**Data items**
■ ■ ■ ■ ■
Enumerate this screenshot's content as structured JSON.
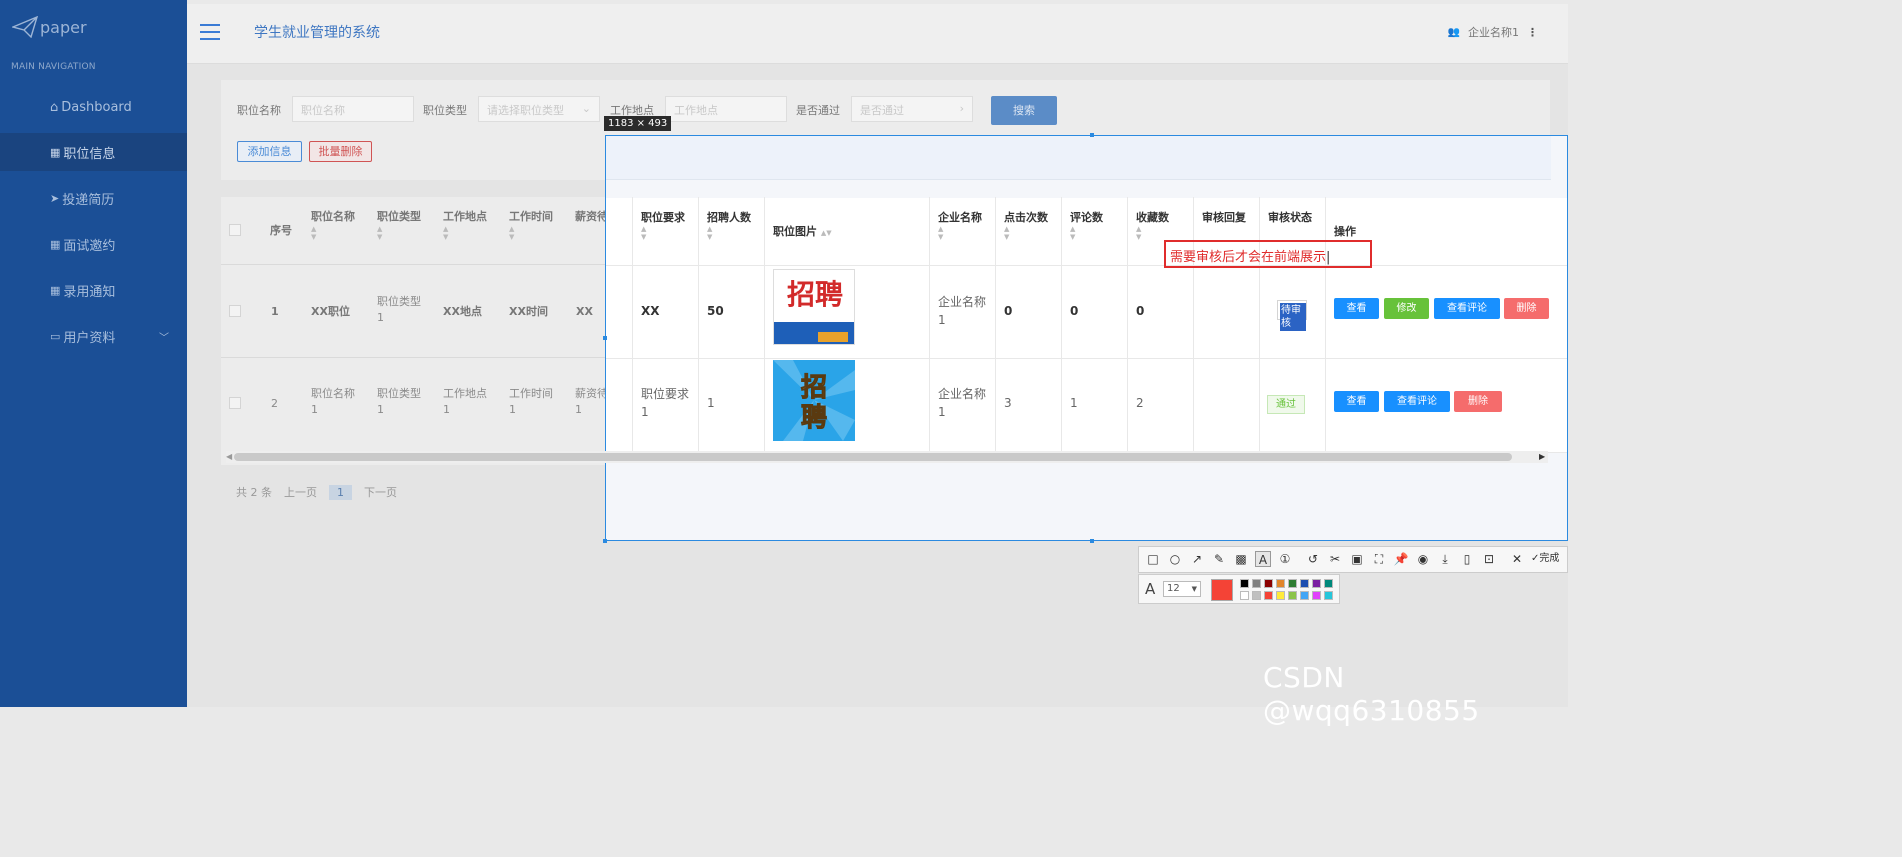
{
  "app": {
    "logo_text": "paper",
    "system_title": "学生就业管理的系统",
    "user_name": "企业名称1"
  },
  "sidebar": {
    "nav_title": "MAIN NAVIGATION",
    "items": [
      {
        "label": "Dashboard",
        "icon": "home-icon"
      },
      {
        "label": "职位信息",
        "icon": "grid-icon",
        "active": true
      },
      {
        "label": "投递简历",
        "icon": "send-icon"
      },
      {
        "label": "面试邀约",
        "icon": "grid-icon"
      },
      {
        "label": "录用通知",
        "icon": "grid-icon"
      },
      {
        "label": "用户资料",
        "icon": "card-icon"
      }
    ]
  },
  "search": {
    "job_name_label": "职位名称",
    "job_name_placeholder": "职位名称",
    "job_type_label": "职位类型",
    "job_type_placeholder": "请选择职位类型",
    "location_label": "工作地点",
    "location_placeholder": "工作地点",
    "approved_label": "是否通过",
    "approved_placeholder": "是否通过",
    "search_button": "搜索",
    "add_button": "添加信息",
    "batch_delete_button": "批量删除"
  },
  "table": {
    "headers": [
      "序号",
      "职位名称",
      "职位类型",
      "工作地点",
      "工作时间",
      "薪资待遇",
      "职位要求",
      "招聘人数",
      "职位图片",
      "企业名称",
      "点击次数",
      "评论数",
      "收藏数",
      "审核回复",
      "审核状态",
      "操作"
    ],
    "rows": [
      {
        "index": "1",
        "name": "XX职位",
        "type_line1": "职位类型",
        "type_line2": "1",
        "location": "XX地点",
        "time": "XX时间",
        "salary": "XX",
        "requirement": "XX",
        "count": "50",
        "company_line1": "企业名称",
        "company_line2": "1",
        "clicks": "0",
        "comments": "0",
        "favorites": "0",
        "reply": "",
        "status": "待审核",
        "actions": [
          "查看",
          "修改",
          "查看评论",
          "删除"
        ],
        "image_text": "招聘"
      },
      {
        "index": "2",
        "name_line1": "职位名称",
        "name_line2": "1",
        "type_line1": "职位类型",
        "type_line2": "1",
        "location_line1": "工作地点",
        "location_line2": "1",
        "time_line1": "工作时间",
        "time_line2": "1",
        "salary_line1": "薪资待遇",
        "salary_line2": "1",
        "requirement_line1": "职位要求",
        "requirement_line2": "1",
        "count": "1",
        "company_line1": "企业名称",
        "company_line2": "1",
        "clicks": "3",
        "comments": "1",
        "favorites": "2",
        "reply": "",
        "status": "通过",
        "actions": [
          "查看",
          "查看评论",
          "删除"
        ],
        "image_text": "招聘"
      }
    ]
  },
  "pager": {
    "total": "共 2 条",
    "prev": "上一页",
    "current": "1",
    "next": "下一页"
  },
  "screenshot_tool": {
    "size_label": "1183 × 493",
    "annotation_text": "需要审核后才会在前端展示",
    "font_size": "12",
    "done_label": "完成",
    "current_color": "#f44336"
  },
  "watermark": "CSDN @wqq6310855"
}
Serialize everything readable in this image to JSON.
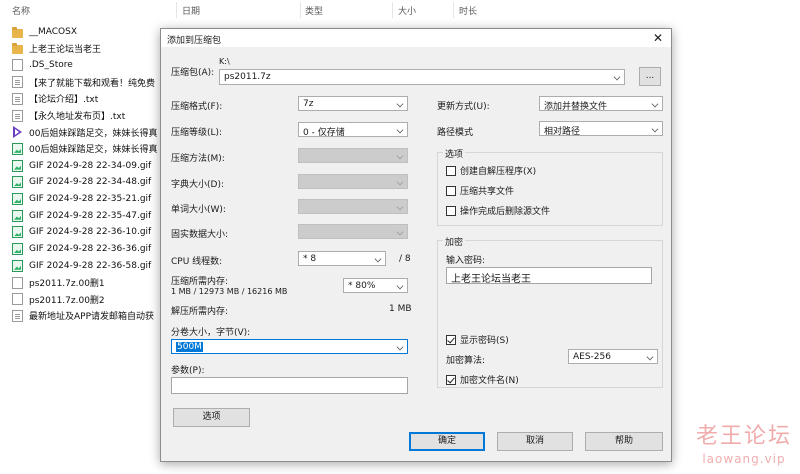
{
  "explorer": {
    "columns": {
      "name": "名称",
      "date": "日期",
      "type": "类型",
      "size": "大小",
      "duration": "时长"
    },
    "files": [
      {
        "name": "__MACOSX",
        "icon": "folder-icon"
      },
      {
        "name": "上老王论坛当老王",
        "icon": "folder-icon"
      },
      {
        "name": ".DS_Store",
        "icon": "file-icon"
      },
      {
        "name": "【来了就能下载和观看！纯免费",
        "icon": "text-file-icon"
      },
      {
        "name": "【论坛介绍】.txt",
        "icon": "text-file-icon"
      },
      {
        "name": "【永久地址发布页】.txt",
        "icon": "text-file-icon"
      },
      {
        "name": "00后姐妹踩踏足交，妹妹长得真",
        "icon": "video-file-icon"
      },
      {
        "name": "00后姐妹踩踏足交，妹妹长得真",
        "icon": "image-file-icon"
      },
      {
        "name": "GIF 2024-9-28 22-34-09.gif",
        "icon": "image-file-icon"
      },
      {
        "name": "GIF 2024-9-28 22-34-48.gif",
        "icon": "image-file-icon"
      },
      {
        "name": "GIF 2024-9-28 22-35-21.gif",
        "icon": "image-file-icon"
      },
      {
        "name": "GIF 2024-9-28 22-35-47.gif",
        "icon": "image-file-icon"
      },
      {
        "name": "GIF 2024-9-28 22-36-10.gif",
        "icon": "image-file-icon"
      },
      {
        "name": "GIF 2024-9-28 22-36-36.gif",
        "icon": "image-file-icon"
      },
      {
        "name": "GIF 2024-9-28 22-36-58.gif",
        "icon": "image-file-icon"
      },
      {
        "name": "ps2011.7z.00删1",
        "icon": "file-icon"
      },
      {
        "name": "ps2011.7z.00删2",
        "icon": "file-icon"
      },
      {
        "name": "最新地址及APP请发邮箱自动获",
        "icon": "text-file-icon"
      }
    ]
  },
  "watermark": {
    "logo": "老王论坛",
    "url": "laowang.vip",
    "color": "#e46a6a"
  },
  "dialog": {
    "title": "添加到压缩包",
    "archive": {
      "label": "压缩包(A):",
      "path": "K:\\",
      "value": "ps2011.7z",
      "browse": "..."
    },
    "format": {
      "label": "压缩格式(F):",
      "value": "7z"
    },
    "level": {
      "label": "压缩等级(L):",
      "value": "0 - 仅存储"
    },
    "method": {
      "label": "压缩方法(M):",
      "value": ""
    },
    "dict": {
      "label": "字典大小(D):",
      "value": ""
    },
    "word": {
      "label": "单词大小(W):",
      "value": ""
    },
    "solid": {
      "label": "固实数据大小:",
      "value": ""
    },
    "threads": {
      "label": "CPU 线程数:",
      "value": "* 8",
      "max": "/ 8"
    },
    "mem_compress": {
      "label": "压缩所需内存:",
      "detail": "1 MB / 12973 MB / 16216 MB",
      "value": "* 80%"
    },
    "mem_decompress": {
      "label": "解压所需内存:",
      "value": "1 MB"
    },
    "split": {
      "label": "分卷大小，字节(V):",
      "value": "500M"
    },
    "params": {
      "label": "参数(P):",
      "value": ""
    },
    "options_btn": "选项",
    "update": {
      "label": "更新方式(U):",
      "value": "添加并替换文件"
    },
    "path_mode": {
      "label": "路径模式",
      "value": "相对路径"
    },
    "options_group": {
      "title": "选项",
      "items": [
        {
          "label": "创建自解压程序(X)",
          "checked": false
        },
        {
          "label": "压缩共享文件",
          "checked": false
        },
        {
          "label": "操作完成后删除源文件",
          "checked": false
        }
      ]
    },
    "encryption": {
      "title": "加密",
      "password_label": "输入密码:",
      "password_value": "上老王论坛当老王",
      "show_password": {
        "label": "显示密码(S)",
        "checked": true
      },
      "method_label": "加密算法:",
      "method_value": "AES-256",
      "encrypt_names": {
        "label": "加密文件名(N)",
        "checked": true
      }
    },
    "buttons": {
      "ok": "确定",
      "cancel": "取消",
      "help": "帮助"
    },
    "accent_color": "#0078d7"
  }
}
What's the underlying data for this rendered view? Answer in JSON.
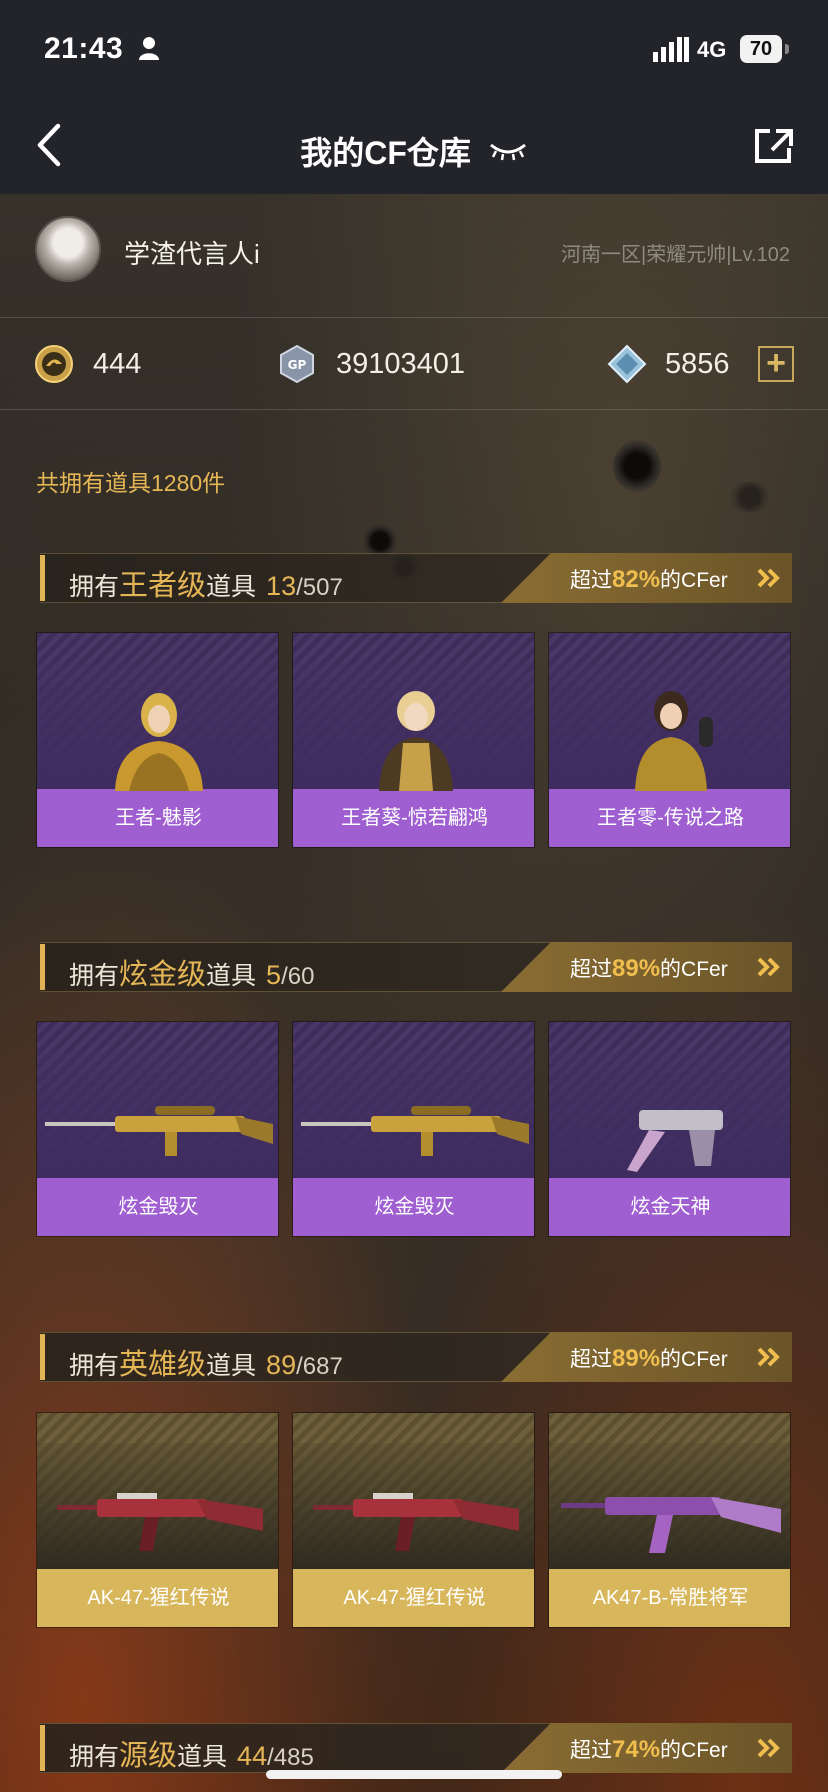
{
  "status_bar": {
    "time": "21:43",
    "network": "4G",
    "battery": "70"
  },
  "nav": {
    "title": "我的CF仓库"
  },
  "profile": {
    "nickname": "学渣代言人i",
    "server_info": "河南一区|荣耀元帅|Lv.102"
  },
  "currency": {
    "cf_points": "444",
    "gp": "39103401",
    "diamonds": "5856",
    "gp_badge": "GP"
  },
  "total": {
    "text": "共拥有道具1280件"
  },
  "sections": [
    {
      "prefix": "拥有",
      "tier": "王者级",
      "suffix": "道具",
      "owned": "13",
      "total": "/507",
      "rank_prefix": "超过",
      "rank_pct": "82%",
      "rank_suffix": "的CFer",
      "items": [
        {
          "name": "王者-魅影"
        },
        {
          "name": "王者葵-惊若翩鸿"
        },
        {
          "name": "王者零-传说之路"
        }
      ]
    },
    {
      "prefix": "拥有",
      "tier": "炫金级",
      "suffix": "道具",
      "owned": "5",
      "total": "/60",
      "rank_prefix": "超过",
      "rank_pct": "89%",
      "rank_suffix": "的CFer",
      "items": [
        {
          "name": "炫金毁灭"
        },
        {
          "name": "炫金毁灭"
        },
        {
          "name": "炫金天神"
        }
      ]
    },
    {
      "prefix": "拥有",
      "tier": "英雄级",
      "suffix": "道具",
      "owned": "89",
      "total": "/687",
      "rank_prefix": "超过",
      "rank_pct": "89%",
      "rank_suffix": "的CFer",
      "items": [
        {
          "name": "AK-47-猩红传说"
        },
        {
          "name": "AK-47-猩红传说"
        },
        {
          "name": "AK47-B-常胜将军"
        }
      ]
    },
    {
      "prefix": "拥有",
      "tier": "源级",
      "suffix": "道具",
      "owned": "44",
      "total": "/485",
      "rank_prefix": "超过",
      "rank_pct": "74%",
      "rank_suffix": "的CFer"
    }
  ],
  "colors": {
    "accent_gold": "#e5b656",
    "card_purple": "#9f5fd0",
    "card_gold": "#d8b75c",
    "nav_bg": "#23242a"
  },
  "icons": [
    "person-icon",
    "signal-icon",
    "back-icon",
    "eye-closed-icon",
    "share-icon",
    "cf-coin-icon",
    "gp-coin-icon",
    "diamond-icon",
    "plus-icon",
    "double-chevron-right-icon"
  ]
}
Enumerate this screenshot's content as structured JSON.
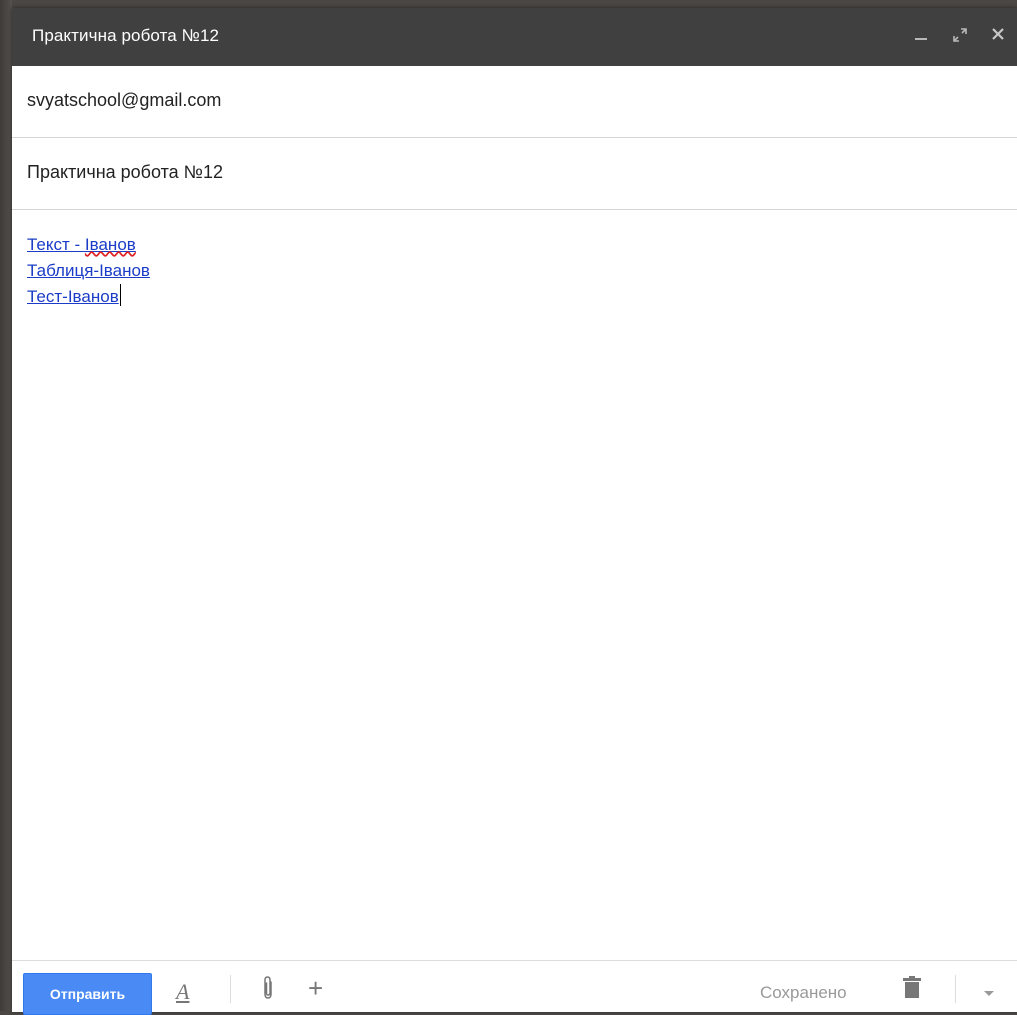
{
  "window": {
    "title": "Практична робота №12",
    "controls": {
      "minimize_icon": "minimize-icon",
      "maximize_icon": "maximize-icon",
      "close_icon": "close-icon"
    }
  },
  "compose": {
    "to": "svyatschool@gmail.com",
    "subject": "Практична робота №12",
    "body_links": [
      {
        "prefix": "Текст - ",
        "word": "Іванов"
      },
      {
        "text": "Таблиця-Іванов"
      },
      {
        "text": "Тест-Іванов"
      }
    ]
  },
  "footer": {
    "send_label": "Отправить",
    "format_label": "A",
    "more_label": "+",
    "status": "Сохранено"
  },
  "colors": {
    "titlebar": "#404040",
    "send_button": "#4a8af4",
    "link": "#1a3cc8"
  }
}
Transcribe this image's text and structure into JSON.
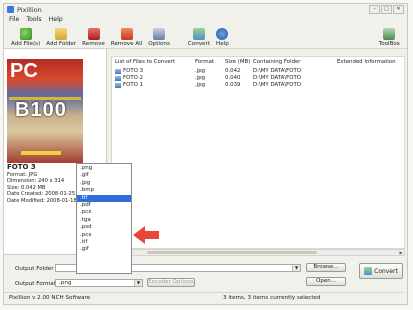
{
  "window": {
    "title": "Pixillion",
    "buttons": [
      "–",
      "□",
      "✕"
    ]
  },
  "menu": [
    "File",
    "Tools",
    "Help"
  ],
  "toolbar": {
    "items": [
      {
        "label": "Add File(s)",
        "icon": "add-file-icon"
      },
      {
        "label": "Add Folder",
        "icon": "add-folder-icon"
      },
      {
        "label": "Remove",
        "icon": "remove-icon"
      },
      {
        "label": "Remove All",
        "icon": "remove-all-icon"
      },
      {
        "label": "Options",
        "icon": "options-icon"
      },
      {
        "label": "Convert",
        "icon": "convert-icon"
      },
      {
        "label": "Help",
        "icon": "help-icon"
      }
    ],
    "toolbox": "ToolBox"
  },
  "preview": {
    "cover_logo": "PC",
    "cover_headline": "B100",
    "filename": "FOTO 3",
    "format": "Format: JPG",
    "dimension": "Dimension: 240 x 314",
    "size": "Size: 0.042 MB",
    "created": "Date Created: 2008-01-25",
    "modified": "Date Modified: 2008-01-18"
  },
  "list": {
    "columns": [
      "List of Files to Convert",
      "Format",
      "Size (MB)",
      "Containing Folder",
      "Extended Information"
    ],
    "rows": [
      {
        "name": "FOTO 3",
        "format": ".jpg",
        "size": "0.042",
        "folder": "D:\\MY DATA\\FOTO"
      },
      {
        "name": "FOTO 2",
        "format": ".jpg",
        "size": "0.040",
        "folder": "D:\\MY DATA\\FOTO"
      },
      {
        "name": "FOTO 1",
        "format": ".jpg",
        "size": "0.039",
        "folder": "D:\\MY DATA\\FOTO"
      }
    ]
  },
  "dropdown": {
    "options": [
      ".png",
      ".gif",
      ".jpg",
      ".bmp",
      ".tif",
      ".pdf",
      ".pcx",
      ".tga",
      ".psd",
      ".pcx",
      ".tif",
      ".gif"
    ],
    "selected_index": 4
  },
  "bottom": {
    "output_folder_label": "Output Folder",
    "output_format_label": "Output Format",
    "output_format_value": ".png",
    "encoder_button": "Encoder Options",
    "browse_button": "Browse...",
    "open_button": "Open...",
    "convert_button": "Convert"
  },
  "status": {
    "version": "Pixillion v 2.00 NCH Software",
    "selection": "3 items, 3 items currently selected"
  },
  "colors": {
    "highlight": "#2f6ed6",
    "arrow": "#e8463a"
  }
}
■ ■ ■ ■ ■
**PROBLEM REQUIREMENTS**
Reproduce each line of the entries in which the word "上老王论坛当老王" is found.

**WRITTEN RESPONSE**
        "name": "上老王论坛当老王",
      "password_value": "上老王论坛当老王",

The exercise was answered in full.